Extract each line of the material that follows exactly and omit its pictures.

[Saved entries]
** begin **

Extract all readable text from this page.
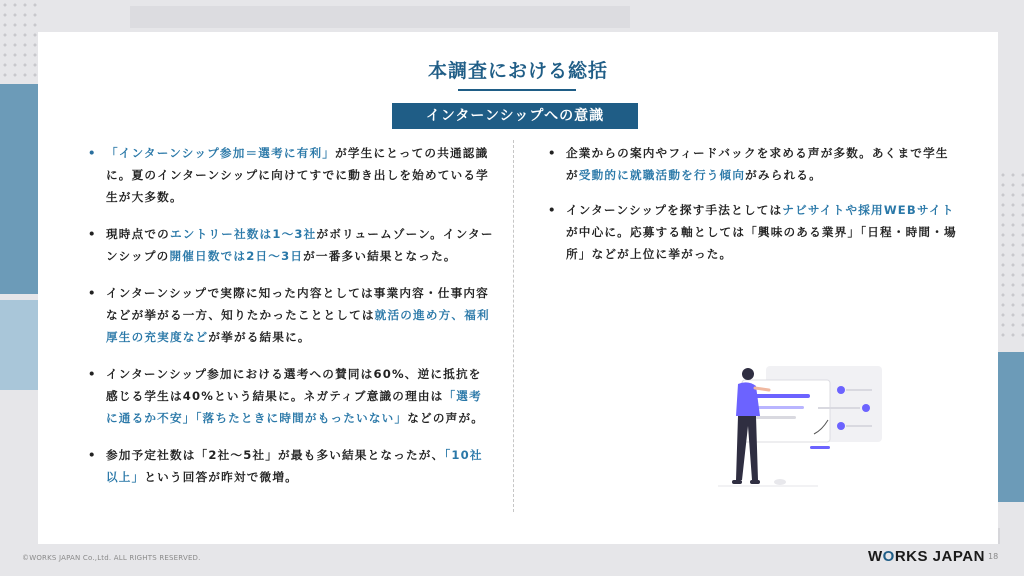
本調査における総括
インターンシップへの意識
• 「インターンシップ参加＝選考に有利」が学生にとっての共通認識に。夏のインターンシップに向けてすでに動き出しを始めている学生が大多数。
• 現時点でのエントリー社数は1〜3社がボリュームゾーン。インターンシップの開催日数では2日〜3日が一番多い結果となった。
• インターンシップで実際に知った内容としては事業内容・仕事内容などが挙がる一方、知りたかったこととしては就活の進め方、福利厚生の充実度などが挙がる結果に。
• インターンシップ参加における選考への賛同は60%、逆に抵抗を感じる学生は40%という結果に。ネガティブ意識の理由は「選考に通るか不安」「落ちたときに時間がもったいない」などの声が。
• 参加予定社数は「2社〜5社」が最も多い結果となったが、「10社以上」という回答が昨対で微増。
• 企業からの案内やフィードバックを求める声が多数。あくまで学生が受動的に就職活動を行う傾向がみられる。
• インターンシップを探す手法としてはナビサイトや採用WEBサイトが中心に。応募する軸としては「興味のある業界」「日程・時間・場所」などが上位に挙がった。
©WORKS JAPAN Co.,Ltd. ALL RIGHTS RESERVED.	WORKS JAPAN 18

** end **

### Task output
Extract all readable text from this page.
本調査における総括
インターンシップへの意識
• 「インターンシップ参加＝選考に有利」が学生にとっての共通認識に。夏のインターンシップに向けてすでに動き出しを始めている学生が大多数。
• 現時点でのエントリー社数は1〜3社がボリュームゾーン。インターンシップの開催日数では2日〜3日が一番多い結果となった。
• インターンシップで実際に知った内容としては事業内容・仕事内容などが挙がる一方、知りたかったこととしては就活の進め方、福利厚生の充実度などが挙がる結果に。
• インターンシップ参加における選考への賛同は60%、逆に抵抗を感じる学生は40%という結果に。ネガティブ意識の理由は「選考に通るか不安」「落ちたときに時間がもったいない」などの声が。
• 参加予定社数は「2社〜5社」が最も多い結果となったが、「10社以上」という回答が昨対で微増。
• 企業からの案内やフィードバックを求める声が多数。あくまで学生が受動的に就職活動を行う傾向がみられる。
• インターンシップを探す手法としてはナビサイトや採用WEBサイトが中心に。応募する軸としては「興味のある業界」「日程・時間・場所」などが上位に挙がった。
©WORKS JAPAN Co.,Ltd. ALL RIGHTS RESERVED.	WORKS JAPAN 18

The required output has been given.